[Work to be completed] Comb through the entries for "heading" and pull out each line that holds it.

[Recorded data]

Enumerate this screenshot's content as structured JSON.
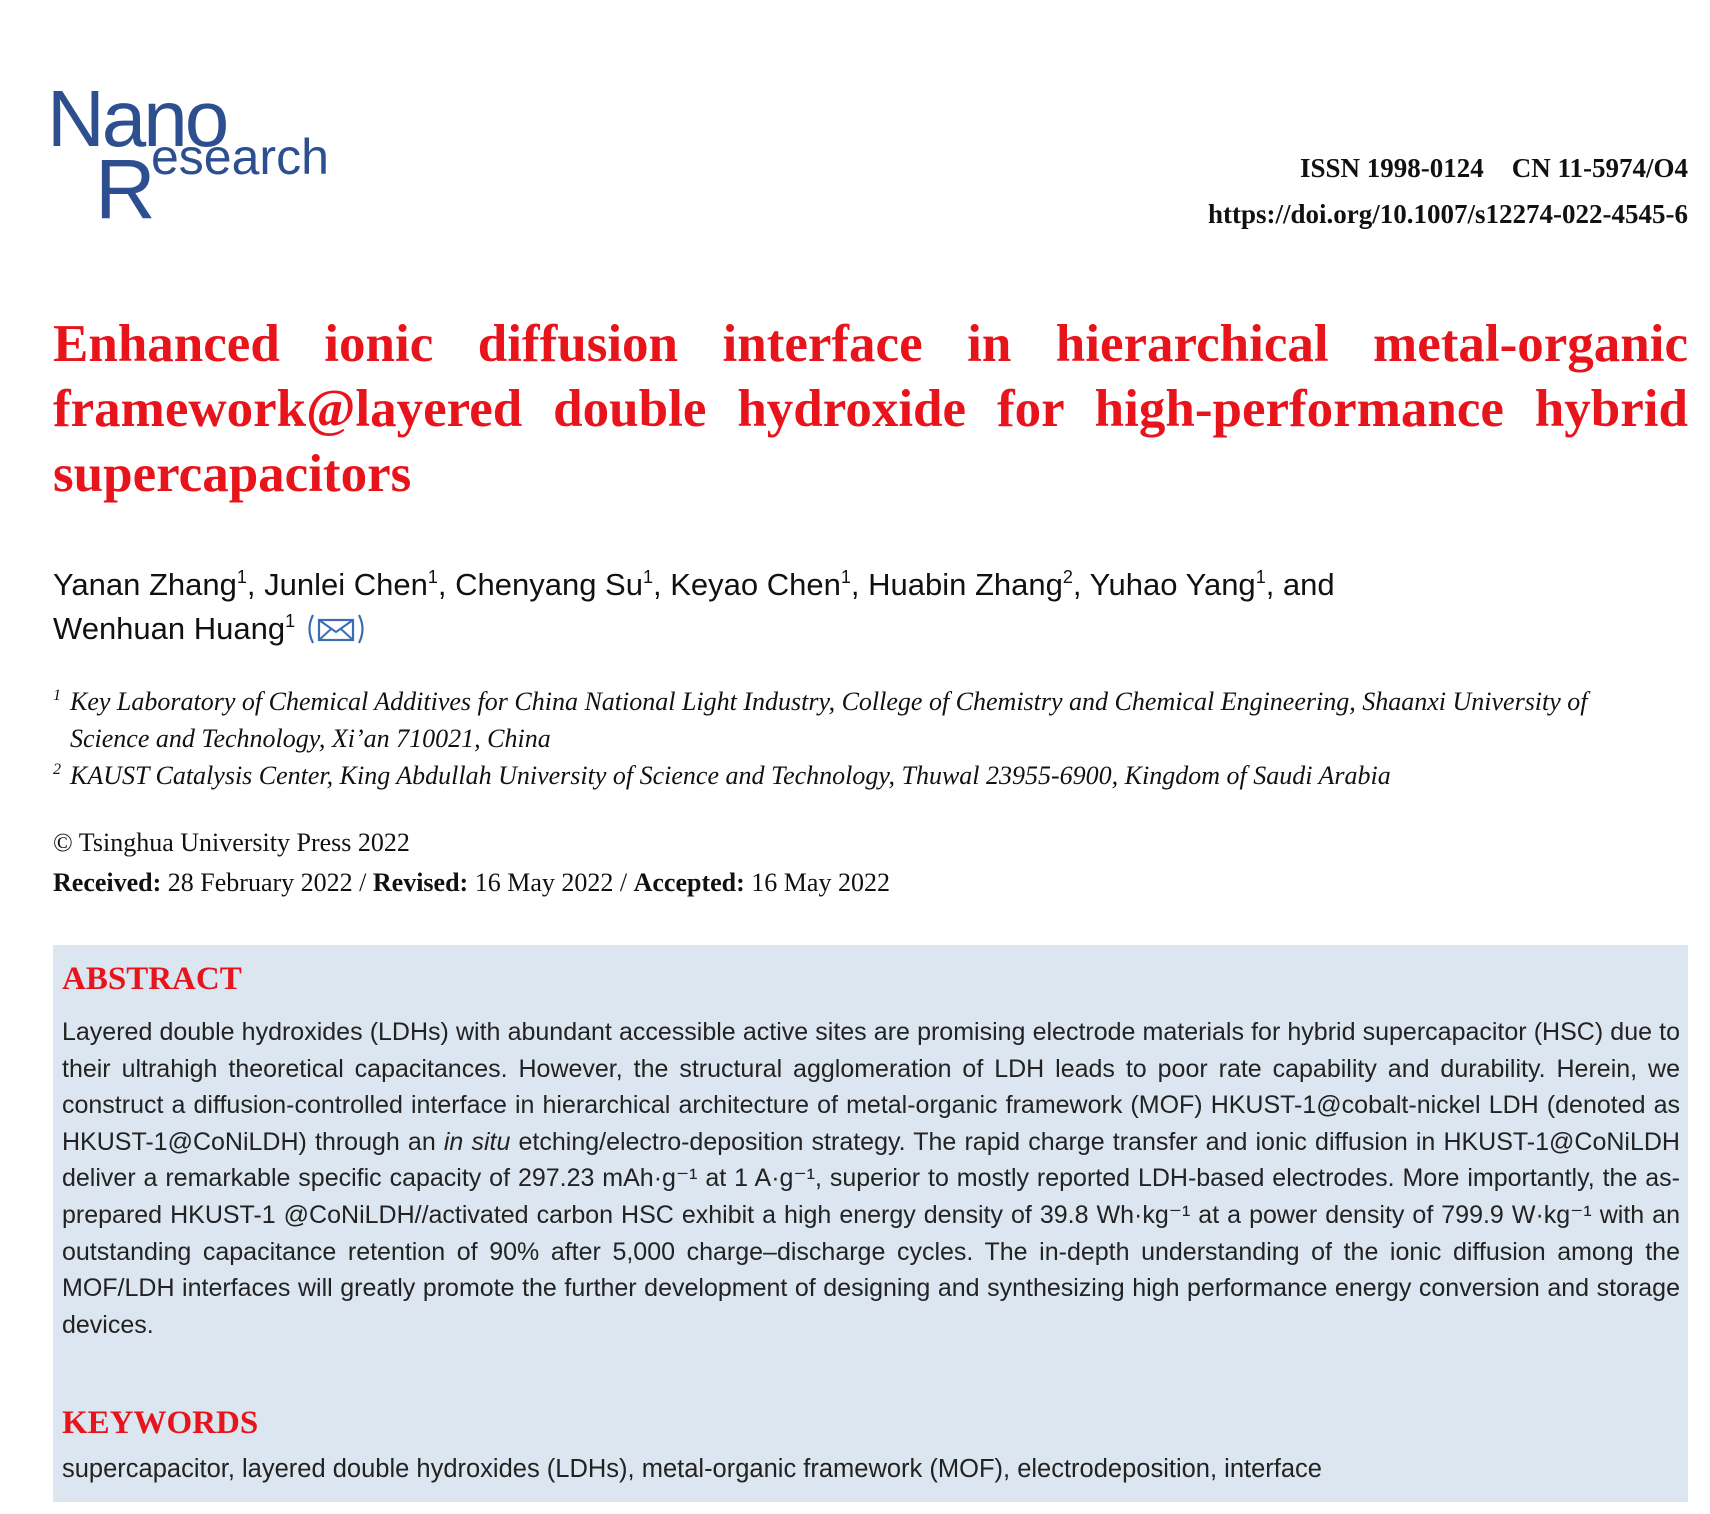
{
  "header": {
    "logo": {
      "top": "Nano",
      "initial": "R",
      "rest": "esearch"
    },
    "issn": "ISSN 1998-0124",
    "cn": "CN 11-5974/O4",
    "doi": "https://doi.org/10.1007/s12274-022-4545-6"
  },
  "title": "Enhanced ionic diffusion interface in hierarchical metal-organic framework@layered double hydroxide for high-performance hybrid supercapacitors",
  "authors": [
    {
      "name": "Yanan Zhang",
      "affiliation": "1",
      "separator": ","
    },
    {
      "name": "Junlei Chen",
      "affiliation": "1",
      "separator": ","
    },
    {
      "name": "Chenyang Su",
      "affiliation": "1",
      "separator": ","
    },
    {
      "name": "Keyao Chen",
      "affiliation": "1",
      "separator": ","
    },
    {
      "name": "Huabin Zhang",
      "affiliation": "2",
      "separator": ","
    },
    {
      "name": "Yuhao Yang",
      "affiliation": "1",
      "separator": ", and"
    },
    {
      "name": "Wenhuan Huang",
      "affiliation": "1",
      "separator": ""
    }
  ],
  "affiliations": [
    {
      "mark": "1",
      "text": "Key Laboratory of Chemical Additives for China National Light Industry, College of Chemistry and Chemical Engineering, Shaanxi University of Science and Technology, Xi’an 710021, China"
    },
    {
      "mark": "2",
      "text": "KAUST Catalysis Center, King Abdullah University of Science and Technology, Thuwal 23955-6900, Kingdom of Saudi Arabia"
    }
  ],
  "copyright": "© Tsinghua University Press 2022",
  "history": [
    {
      "label": "Received:",
      "date": "28 February 2022"
    },
    {
      "label": "Revised:",
      "date": "16 May 2022"
    },
    {
      "label": "Accepted:",
      "date": "16 May 2022"
    }
  ],
  "history_separator": "/",
  "abstract": {
    "heading": "ABSTRACT",
    "text": [
      "Layered double hydroxides (LDHs) with abundant accessible active sites are promising electrode materials for hybrid supercapacitor (HSC) due to their ultrahigh theoretical capacitances. However, the structural agglomeration of LDH leads to poor rate capability and durability. Herein, we construct a diffusion-controlled interface in hierarchical architecture of metal-organic framework (MOF) HKUST-1@cobalt-nickel LDH (denoted as HKUST-1@CoNiLDH) through an ",
      "in situ",
      " etching/electro-deposition strategy. The rapid charge transfer and ionic diffusion in HKUST-1@CoNiLDH deliver a remarkable specific capacity of 297.23 mAh·g⁻¹ at 1 A·g⁻¹, superior to mostly reported LDH-based electrodes. More importantly, the as-prepared HKUST-1 @CoNiLDH//activated carbon HSC exhibit a high energy density of 39.8 Wh·kg⁻¹ at a power density of 799.9 W·kg⁻¹ with an outstanding capacitance retention of 90% after 5,000 charge–discharge cycles. The in-depth understanding of the ionic diffusion among the MOF/LDH interfaces will greatly promote the further development of designing and synthesizing high performance energy conversion and storage devices."
    ]
  },
  "keywords": {
    "heading": "KEYWORDS",
    "text": "supercapacitor, layered double hydroxides (LDHs), metal-organic framework (MOF), electrodeposition, interface"
  }
}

[Answer to the task]
    "heading": "ABSTRACT",
    "heading": "KEYWORDS",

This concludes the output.